[Records from a data source]

## begin

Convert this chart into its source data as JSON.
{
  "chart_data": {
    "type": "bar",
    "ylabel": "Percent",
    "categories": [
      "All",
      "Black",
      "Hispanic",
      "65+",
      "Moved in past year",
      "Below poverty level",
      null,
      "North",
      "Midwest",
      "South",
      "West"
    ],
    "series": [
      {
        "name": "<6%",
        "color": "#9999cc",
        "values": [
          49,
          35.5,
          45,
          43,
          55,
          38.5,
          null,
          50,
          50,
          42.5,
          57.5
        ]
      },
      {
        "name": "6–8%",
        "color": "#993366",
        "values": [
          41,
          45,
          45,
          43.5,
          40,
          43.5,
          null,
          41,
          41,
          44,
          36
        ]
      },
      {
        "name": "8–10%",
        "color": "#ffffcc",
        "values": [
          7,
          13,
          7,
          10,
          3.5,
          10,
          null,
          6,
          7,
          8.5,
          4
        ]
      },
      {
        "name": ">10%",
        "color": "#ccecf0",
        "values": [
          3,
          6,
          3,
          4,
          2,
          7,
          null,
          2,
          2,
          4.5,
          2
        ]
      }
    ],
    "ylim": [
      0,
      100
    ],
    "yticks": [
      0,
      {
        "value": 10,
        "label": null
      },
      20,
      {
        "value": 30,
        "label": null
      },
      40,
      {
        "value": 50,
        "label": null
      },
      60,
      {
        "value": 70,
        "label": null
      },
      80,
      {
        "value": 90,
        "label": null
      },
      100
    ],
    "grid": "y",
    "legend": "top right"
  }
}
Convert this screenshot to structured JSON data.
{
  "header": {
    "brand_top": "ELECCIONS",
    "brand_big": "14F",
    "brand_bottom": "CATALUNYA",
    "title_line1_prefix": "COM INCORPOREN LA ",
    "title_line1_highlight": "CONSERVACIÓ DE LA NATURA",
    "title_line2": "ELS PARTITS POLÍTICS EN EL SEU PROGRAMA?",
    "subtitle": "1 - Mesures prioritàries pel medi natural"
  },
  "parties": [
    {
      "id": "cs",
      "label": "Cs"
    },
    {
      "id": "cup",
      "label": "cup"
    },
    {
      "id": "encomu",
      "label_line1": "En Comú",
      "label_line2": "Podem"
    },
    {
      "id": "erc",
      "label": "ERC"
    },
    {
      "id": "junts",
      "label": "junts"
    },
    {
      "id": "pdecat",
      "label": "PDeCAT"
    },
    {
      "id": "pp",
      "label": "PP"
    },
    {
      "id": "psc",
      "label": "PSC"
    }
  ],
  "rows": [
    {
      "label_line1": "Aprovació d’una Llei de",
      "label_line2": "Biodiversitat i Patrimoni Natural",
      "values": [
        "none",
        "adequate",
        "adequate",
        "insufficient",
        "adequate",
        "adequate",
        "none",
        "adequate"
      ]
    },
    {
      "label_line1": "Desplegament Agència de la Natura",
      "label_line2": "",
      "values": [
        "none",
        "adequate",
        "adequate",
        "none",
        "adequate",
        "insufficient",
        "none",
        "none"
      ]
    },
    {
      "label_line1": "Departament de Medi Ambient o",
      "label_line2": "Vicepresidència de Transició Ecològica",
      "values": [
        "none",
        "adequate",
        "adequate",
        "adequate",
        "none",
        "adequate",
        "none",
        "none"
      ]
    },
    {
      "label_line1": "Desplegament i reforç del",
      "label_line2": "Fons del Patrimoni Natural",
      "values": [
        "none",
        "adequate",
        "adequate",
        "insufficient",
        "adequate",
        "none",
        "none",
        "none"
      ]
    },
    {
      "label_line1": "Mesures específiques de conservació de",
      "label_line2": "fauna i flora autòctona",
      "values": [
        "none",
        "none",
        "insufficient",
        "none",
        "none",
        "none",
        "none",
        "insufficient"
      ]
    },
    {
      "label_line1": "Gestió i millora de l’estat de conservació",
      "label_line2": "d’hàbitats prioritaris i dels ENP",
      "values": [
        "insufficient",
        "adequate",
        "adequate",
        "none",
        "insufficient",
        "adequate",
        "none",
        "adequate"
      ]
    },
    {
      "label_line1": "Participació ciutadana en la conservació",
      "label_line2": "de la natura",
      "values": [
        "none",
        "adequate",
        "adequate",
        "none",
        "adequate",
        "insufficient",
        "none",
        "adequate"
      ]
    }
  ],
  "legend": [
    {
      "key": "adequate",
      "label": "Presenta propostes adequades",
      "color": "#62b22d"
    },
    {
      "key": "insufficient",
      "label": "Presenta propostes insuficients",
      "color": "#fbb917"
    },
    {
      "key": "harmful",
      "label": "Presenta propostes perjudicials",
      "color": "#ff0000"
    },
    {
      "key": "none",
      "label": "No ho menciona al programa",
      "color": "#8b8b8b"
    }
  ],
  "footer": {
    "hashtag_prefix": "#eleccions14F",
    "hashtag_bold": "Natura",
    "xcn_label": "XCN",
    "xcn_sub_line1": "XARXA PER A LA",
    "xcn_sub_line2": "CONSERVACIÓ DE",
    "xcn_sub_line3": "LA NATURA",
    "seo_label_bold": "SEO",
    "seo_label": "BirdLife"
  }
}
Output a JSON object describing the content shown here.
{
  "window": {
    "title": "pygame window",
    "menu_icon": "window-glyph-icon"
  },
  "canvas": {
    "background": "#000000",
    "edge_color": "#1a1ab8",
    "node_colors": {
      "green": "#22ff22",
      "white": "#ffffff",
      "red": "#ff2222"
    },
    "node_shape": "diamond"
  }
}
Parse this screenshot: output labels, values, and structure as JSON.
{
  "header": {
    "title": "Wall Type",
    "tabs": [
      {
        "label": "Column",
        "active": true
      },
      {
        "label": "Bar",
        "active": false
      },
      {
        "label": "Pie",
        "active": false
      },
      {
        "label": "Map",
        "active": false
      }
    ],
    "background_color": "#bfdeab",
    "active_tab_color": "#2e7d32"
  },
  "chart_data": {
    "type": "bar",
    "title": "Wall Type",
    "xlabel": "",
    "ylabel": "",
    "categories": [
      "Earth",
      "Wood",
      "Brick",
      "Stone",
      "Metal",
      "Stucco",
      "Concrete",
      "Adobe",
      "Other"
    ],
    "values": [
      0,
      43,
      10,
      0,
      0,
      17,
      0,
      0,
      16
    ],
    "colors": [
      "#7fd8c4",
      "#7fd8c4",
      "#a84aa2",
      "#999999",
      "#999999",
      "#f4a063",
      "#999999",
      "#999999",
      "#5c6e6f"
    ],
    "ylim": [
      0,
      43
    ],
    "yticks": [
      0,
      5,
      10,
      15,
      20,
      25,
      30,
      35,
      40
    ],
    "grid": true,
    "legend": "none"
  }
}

## end

What you should do:
Report how many lines of the listing hold the string "JSON", giving only the number.

Exercise result:
4